EXERCISE — Repeat each record exactly. Any picture gets left out.

>>

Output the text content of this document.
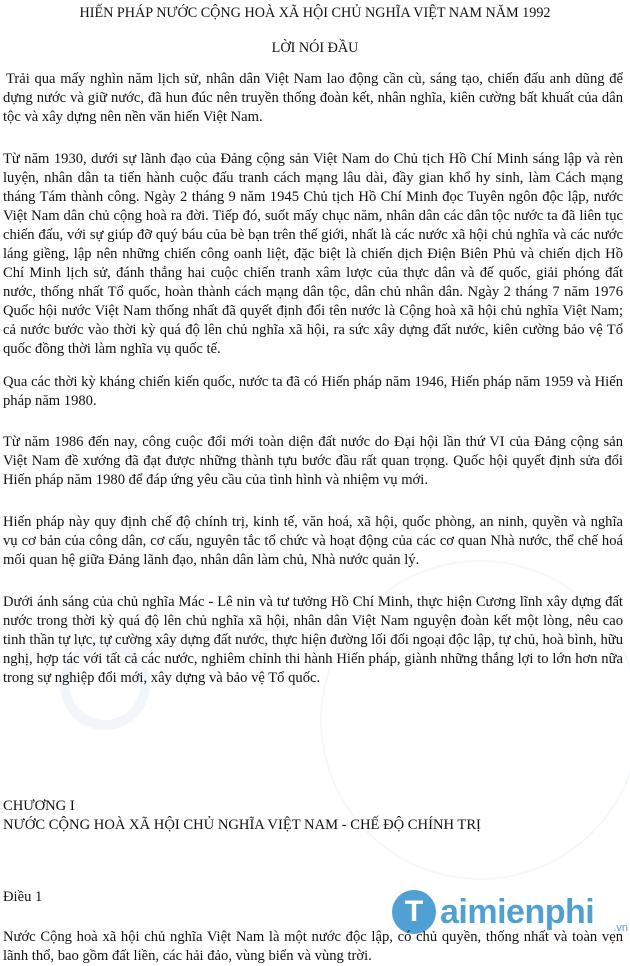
HIẾN PHÁP NƯỚC CỘNG HOÀ XÃ HỘI CHỦ NGHĨA VIỆT NAM NĂM 1992
LỜI NÓI ĐẦU

Trải qua mấy nghìn năm lịch sử, nhân dân Việt Nam lao động cần cù, sáng tạo, chiến đấu anh dũng để dựng nước và giữ nước, đã hun đúc nên truyền thống đoàn kết, nhân nghĩa, kiên cường bất khuất của dân tộc và xây dựng nên nền văn hiến Việt Nam.

Từ năm 1930, dưới sự lãnh đạo của Đảng cộng sản Việt Nam do Chủ tịch Hồ Chí Minh sáng lập và rèn luyện, nhân dân ta tiến hành cuộc đấu tranh cách mạng lâu dài, đầy gian khổ hy sinh, làm Cách mạng tháng Tám thành công. Ngày 2 tháng 9 năm 1945 Chủ tịch Hồ Chí Minh đọc Tuyên ngôn độc lập, nước Việt Nam dân chủ cộng hoà ra đời. Tiếp đó, suốt mấy chục năm, nhân dân các dân tộc nước ta đã liên tục chiến đấu, với sự giúp đỡ quý báu của bè bạn trên thế giới, nhất là các nước xã hội chủ nghĩa và các nước láng giềng, lập nên những chiến công oanh liệt, đặc biệt là chiến dịch Điện Biên Phủ và chiến dịch Hồ Chí Minh lịch sử, đánh thắng hai cuộc chiến tranh xâm lược của thực dân và đế quốc, giải phóng đất nước, thống nhất Tổ quốc, hoàn thành cách mạng dân tộc, dân chủ nhân dân. Ngày 2 tháng 7 năm 1976 Quốc hội nước Việt Nam thống nhất đã quyết định đổi tên nước là Cộng hoà xã hội chủ nghĩa Việt Nam; cả nước bước vào thời kỳ quá độ lên chủ nghĩa xã hội, ra sức xây dựng đất nước, kiên cường bảo vệ Tổ quốc đồng thời làm nghĩa vụ quốc tế.

Qua các thời kỳ kháng chiến kiến quốc, nước ta đã có Hiến pháp năm 1946, Hiến pháp năm 1959 và Hiến pháp năm 1980.

Từ năm 1986 đến nay, công cuộc đổi mới toàn diện đất nước do Đại hội lần thứ VI của Đảng cộng sản Việt Nam đề xướng đã đạt được những thành tựu bước đầu rất quan trọng. Quốc hội quyết định sửa đổi Hiến pháp năm 1980 để đáp ứng yêu cầu của tình hình và nhiệm vụ mới.

Hiến pháp này quy định chế độ chính trị, kinh tế, văn hoá, xã hội, quốc phòng, an ninh, quyền và nghĩa vụ cơ bản của công dân, cơ cấu, nguyên tắc tổ chức và hoạt động của các cơ quan Nhà nước, thể chế hoá mối quan hệ giữa Đảng lãnh đạo, nhân dân làm chủ, Nhà nước quản lý.

Dưới ánh sáng của chủ nghĩa Mác - Lê nin và tư tưởng Hồ Chí Minh, thực hiện Cương lĩnh xây dựng đất nước trong thời kỳ quá độ lên chủ nghĩa xã hội, nhân dân Việt Nam nguyện đoàn kết một lòng, nêu cao tinh thần tự lực, tự cường xây dựng đất nước, thực hiện đường lối đối ngoại độc lập, tự chủ, hoà bình, hữu nghị, hợp tác với tất cả các nước, nghiêm chỉnh thi hành Hiến pháp, giành những thắng lợi to lớn hơn nữa trong sự nghiệp đổi mới, xây dựng và bảo vệ Tổ quốc.

CHƯƠNG I
NƯỚC CỘNG HOÀ XÃ HỘI CHỦ NGHĨA VIỆT NAM - CHẾ ĐỘ CHÍNH TRỊ
Điều 1	T aimienphi .vn

Nước Cộng hoà xã hội chủ nghĩa Việt Nam là một nước độc lập, có chủ quyền, thống nhất và toàn vẹn lãnh thổ, bao gồm đất liền, các hải đảo, vùng biển và vùng trời.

<<

TASK OUTPUT —
Output the text content of this document.
HIẾN PHÁP NƯỚC CỘNG HOÀ XÃ HỘI CHỦ NGHĨA VIỆT NAM NĂM 1992
LỜI NÓI ĐẦU

Trải qua mấy nghìn năm lịch sử, nhân dân Việt Nam lao động cần cù, sáng tạo, chiến đấu anh dũng để dựng nước và giữ nước, đã hun đúc nên truyền thống đoàn kết, nhân nghĩa, kiên cường bất khuất của dân tộc và xây dựng nên nền văn hiến Việt Nam.

Từ năm 1930, dưới sự lãnh đạo của Đảng cộng sản Việt Nam do Chủ tịch Hồ Chí Minh sáng lập và rèn luyện, nhân dân ta tiến hành cuộc đấu tranh cách mạng lâu dài, đầy gian khổ hy sinh, làm Cách mạng tháng Tám thành công. Ngày 2 tháng 9 năm 1945 Chủ tịch Hồ Chí Minh đọc Tuyên ngôn độc lập, nước Việt Nam dân chủ cộng hoà ra đời. Tiếp đó, suốt mấy chục năm, nhân dân các dân tộc nước ta đã liên tục chiến đấu, với sự giúp đỡ quý báu của bè bạn trên thế giới, nhất là các nước xã hội chủ nghĩa và các nước láng giềng, lập nên những chiến công oanh liệt, đặc biệt là chiến dịch Điện Biên Phủ và chiến dịch Hồ Chí Minh lịch sử, đánh thắng hai cuộc chiến tranh xâm lược của thực dân và đế quốc, giải phóng đất nước, thống nhất Tổ quốc, hoàn thành cách mạng dân tộc, dân chủ nhân dân. Ngày 2 tháng 7 năm 1976 Quốc hội nước Việt Nam thống nhất đã quyết định đổi tên nước là Cộng hoà xã hội chủ nghĩa Việt Nam; cả nước bước vào thời kỳ quá độ lên chủ nghĩa xã hội, ra sức xây dựng đất nước, kiên cường bảo vệ Tổ quốc đồng thời làm nghĩa vụ quốc tế.

Qua các thời kỳ kháng chiến kiến quốc, nước ta đã có Hiến pháp năm 1946, Hiến pháp năm 1959 và Hiến pháp năm 1980.

Từ năm 1986 đến nay, công cuộc đổi mới toàn diện đất nước do Đại hội lần thứ VI của Đảng cộng sản Việt Nam đề xướng đã đạt được những thành tựu bước đầu rất quan trọng. Quốc hội quyết định sửa đổi Hiến pháp năm 1980 để đáp ứng yêu cầu của tình hình và nhiệm vụ mới.

Hiến pháp này quy định chế độ chính trị, kinh tế, văn hoá, xã hội, quốc phòng, an ninh, quyền và nghĩa vụ cơ bản của công dân, cơ cấu, nguyên tắc tổ chức và hoạt động của các cơ quan Nhà nước, thể chế hoá mối quan hệ giữa Đảng lãnh đạo, nhân dân làm chủ, Nhà nước quản lý.

Dưới ánh sáng của chủ nghĩa Mác - Lê nin và tư tưởng Hồ Chí Minh, thực hiện Cương lĩnh xây dựng đất nước trong thời kỳ quá độ lên chủ nghĩa xã hội, nhân dân Việt Nam nguyện đoàn kết một lòng, nêu cao tinh thần tự lực, tự cường xây dựng đất nước, thực hiện đường lối đối ngoại độc lập, tự chủ, hoà bình, hữu nghị, hợp tác với tất cả các nước, nghiêm chỉnh thi hành Hiến pháp, giành những thắng lợi to lớn hơn nữa trong sự nghiệp đổi mới, xây dựng và bảo vệ Tổ quốc.

CHƯƠNG I
NƯỚC CỘNG HOÀ XÃ HỘI CHỦ NGHĨA VIỆT NAM - CHẾ ĐỘ CHÍNH TRỊ
Điều 1	T aimienphi .vn

Nước Cộng hoà xã hội chủ nghĩa Việt Nam là một nước độc lập, có chủ quyền, thống nhất và toàn vẹn lãnh thổ, bao gồm đất liền, các hải đảo, vùng biển và vùng trời.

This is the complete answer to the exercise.